━━━━━ DATA IN THIS EXERCISE ━━━━━
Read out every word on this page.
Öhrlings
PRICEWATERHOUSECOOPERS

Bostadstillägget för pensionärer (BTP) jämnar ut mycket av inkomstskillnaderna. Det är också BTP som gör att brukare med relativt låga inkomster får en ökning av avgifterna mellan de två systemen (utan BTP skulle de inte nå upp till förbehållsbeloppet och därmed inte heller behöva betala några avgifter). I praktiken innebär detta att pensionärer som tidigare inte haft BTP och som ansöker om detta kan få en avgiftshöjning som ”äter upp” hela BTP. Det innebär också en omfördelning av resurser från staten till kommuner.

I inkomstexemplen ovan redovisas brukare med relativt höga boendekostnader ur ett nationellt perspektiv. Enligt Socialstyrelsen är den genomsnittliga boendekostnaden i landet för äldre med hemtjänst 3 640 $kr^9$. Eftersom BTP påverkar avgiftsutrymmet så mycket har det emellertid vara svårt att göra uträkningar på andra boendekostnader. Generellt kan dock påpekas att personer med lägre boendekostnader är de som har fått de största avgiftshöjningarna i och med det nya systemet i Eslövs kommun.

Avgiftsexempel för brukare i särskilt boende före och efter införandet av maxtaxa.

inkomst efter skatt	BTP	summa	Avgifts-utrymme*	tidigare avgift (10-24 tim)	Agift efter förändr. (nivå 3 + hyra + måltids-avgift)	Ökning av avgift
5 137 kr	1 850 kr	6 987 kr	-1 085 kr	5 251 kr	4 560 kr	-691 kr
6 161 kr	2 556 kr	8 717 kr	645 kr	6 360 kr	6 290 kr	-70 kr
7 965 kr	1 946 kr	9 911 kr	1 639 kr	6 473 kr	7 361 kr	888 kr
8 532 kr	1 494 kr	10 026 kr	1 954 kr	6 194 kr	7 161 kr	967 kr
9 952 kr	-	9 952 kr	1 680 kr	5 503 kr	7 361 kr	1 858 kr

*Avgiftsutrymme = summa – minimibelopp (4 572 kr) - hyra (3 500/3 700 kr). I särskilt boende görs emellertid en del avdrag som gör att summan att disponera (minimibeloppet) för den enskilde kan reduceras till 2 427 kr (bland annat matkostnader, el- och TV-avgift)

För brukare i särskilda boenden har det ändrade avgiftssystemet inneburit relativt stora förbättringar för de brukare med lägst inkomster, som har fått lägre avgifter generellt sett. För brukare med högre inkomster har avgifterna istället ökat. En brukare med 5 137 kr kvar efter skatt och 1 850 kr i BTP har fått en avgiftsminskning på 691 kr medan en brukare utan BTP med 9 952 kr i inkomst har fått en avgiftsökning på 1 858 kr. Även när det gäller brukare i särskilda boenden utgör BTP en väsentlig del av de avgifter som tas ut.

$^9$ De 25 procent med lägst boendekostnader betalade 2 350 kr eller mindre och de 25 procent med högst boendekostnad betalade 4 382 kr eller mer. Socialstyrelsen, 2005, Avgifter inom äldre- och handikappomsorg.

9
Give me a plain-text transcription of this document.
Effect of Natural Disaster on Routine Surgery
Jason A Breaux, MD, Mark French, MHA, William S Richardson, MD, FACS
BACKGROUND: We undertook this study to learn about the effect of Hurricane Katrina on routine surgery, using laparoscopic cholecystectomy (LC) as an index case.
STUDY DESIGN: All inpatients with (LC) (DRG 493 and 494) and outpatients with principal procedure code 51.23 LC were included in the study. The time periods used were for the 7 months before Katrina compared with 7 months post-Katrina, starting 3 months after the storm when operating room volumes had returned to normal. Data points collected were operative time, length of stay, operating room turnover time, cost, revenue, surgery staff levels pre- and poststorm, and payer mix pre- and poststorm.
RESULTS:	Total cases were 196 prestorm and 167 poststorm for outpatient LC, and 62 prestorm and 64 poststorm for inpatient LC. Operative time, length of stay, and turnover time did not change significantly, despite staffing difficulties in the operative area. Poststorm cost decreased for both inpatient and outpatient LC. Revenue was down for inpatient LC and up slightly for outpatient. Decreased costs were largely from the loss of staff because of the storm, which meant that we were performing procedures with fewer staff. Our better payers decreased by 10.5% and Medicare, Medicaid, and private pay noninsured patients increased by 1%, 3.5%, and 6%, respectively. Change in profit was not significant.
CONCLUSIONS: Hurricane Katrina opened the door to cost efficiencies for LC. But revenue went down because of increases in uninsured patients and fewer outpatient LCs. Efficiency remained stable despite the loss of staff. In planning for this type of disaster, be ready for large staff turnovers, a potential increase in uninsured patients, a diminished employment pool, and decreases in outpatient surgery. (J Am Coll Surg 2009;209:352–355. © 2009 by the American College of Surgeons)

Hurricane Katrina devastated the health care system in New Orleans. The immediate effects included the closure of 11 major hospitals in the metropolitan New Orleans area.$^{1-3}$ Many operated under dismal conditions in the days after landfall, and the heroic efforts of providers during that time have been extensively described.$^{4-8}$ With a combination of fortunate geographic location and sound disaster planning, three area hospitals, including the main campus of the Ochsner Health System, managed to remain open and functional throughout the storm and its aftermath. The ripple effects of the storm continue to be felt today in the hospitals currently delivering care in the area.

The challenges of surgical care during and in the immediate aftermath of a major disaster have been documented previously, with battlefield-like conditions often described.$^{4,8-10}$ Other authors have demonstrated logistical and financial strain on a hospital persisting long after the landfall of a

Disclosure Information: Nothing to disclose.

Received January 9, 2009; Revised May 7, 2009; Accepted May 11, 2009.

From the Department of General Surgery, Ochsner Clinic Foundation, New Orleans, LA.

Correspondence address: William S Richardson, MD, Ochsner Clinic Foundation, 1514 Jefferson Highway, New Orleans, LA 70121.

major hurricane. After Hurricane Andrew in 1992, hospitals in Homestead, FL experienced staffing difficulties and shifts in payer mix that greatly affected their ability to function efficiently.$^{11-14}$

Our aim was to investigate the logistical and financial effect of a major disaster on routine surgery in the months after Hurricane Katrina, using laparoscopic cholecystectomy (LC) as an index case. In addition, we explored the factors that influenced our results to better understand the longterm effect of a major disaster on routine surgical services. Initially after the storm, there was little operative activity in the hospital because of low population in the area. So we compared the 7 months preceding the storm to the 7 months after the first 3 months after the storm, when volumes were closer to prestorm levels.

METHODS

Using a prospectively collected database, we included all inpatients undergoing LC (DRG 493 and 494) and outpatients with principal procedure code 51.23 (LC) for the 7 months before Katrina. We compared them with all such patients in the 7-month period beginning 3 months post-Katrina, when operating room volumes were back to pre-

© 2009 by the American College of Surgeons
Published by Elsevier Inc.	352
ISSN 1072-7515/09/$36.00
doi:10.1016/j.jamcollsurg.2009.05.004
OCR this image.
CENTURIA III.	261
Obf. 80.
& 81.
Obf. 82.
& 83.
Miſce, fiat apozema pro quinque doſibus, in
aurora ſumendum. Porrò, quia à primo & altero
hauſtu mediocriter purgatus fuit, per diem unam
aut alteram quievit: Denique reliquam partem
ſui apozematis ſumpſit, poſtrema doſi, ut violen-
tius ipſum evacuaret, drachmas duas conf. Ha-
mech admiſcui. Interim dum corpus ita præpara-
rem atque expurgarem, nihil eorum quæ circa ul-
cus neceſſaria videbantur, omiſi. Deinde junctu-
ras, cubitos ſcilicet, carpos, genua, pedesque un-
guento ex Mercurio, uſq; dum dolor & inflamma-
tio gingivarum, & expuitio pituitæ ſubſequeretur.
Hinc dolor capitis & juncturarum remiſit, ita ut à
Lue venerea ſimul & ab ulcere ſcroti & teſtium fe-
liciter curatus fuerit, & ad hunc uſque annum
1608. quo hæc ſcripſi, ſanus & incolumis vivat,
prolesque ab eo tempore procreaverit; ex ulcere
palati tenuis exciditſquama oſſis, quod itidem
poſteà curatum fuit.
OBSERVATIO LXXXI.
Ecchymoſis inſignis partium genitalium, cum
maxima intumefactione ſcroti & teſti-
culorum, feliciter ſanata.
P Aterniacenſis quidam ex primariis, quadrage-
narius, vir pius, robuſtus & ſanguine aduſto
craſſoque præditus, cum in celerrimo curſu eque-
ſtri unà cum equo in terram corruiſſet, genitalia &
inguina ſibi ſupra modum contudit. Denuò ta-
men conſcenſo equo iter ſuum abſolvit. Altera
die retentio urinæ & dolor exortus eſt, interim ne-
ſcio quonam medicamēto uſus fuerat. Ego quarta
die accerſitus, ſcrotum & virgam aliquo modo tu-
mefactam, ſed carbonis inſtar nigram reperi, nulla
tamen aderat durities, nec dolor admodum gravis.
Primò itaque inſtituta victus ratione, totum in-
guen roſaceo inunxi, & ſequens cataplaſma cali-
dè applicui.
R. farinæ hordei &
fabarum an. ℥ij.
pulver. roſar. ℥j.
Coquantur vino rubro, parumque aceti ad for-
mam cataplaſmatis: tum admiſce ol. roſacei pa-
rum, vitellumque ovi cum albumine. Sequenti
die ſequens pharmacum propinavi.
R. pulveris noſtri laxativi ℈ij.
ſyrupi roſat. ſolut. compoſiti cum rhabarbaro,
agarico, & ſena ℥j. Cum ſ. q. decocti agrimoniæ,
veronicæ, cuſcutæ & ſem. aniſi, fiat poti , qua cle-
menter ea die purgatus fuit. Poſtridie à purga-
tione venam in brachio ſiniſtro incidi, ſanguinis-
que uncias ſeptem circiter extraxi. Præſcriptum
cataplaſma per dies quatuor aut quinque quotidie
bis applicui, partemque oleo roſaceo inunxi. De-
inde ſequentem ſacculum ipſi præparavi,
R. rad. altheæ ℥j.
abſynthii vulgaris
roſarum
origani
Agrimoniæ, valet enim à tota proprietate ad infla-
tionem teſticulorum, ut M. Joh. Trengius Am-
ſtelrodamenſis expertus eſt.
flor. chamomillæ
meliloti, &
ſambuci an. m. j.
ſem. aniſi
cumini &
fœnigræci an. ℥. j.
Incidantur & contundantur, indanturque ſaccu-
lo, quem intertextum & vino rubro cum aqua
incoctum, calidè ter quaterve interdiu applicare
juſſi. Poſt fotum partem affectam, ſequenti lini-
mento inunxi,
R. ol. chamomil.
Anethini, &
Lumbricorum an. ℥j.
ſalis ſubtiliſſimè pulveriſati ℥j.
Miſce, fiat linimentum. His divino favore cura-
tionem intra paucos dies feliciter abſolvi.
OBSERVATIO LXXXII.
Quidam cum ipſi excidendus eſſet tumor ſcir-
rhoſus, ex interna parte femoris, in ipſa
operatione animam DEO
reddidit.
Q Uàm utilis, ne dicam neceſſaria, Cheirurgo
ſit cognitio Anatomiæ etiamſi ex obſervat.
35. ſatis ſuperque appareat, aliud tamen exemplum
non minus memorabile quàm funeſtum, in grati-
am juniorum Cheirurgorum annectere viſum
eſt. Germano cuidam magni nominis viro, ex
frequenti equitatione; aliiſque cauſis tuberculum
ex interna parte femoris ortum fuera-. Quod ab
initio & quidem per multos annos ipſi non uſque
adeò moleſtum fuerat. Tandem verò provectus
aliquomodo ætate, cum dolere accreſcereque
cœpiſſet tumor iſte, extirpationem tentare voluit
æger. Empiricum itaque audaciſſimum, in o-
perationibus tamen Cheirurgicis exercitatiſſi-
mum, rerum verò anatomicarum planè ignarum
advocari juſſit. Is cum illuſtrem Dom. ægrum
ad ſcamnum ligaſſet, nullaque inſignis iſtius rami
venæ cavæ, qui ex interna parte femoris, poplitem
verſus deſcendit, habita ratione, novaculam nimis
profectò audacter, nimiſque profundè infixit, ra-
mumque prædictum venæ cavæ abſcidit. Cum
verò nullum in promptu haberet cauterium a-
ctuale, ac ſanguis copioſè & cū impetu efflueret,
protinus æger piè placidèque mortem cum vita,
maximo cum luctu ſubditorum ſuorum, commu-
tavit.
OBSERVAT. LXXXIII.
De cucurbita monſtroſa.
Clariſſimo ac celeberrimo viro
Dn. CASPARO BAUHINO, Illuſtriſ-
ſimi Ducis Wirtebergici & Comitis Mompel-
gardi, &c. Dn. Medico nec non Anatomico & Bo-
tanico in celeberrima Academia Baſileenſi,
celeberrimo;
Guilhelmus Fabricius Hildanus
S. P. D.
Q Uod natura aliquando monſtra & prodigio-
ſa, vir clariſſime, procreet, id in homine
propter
━━━━━
WHAT TO DO
Extract every line of the records above that contains the word "staffing".

WRITTEN ANSWER
RESULTS:	Total cases were 196 prestorm and 167 poststorm for outpatient LC, and 62 prestorm and 64 poststorm for inpatient LC. Operative time, length of stay, and turnover time did not change significantly, despite staffing difficulties in the operative area. Poststorm cost decreased for both inpatient and outpatient LC. Revenue was down for inpatient LC and up slightly for outpatient. Decreased costs were largely from the loss of staff because of the storm, which meant that we were performing procedures with fewer staff. Our better payers decreased by 10.5% and Medicare, Medicaid, and private pay noninsured patients increased by 1%, 3.5%, and 6%, respectively. Change in profit was not significant.
major hurricane. After Hurricane Andrew in 1992, hospitals in Homestead, FL experienced staffing difficulties and shifts in payer mix that greatly affected their ability to function efficiently.$^{11-14}$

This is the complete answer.